In the material below, find all lines with the string "this" and copy them.

Data entries
——————————
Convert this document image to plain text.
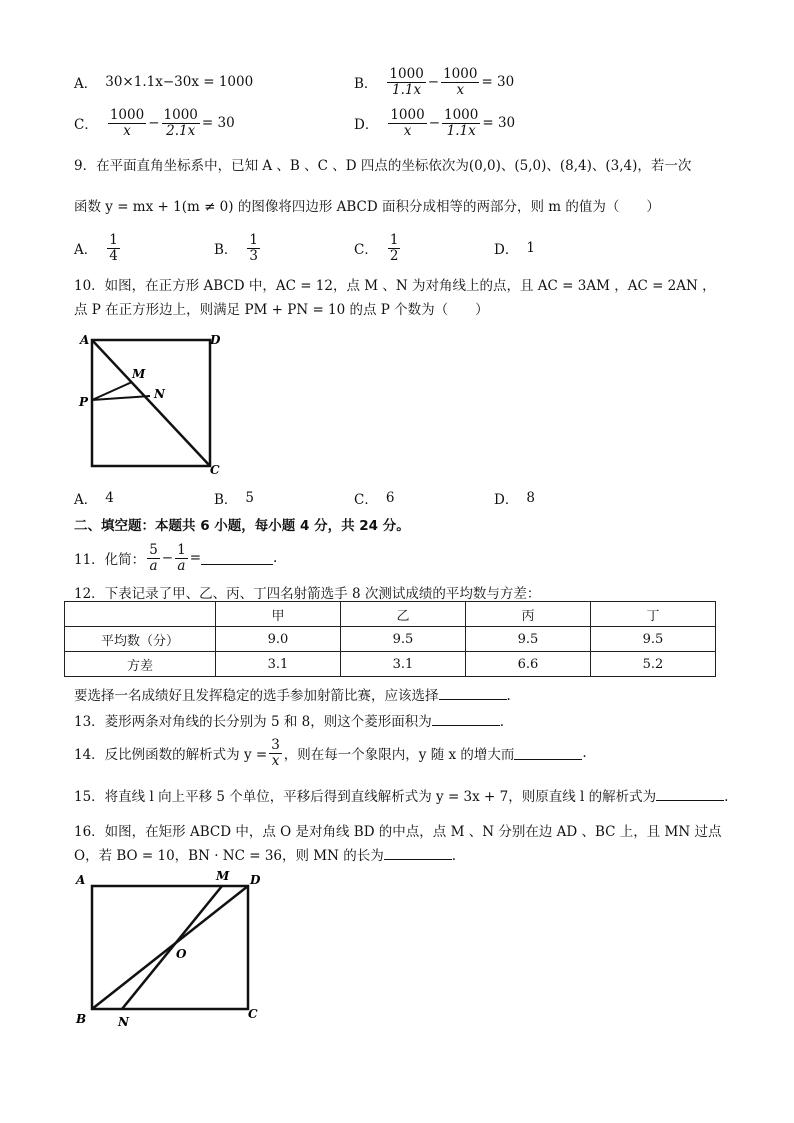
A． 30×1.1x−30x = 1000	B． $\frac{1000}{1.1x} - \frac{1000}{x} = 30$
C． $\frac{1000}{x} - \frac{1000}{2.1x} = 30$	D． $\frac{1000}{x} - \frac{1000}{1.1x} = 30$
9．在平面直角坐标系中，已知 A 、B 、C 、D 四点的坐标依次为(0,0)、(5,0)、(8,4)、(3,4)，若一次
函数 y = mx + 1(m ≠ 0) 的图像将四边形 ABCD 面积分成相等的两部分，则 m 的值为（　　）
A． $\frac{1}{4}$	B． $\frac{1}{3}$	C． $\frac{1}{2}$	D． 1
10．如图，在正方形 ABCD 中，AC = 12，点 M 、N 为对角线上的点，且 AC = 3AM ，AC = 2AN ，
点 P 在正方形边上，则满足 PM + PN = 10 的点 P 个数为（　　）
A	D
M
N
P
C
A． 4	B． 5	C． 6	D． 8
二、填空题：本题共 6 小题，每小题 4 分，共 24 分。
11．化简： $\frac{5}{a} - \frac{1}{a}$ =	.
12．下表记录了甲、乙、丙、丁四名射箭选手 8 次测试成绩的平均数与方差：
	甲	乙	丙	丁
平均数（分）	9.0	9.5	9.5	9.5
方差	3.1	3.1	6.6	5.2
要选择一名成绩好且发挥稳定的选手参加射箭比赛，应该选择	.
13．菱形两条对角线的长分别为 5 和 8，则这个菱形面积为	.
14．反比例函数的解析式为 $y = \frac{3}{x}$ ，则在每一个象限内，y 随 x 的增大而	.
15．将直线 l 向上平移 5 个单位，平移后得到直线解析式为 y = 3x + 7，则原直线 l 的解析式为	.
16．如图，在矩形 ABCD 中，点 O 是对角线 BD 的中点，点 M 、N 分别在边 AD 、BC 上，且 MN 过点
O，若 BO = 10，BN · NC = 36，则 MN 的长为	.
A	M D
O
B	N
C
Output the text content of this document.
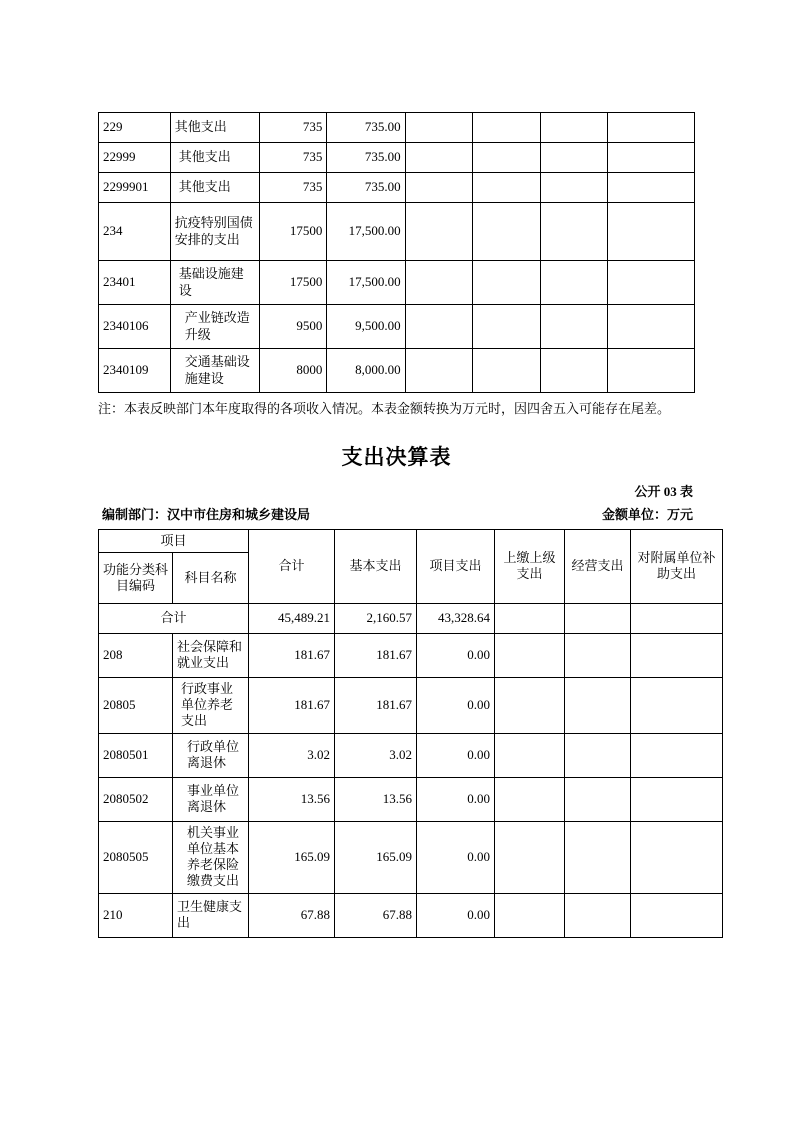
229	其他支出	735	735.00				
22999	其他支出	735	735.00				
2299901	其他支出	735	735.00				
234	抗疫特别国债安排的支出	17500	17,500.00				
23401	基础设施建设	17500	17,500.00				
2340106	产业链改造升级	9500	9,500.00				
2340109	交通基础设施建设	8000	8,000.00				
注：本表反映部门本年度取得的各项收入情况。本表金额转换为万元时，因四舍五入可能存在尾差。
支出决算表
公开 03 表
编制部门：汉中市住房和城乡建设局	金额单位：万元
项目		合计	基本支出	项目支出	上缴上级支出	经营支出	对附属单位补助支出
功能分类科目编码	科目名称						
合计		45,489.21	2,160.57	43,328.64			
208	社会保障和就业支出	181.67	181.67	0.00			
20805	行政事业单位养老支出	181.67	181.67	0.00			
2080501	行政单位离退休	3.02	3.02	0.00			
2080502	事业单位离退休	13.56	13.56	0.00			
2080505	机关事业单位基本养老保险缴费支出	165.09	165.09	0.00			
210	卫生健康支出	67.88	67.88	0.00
——————————
Result below:
Convert this document image to plain text.
Output the text content of this document.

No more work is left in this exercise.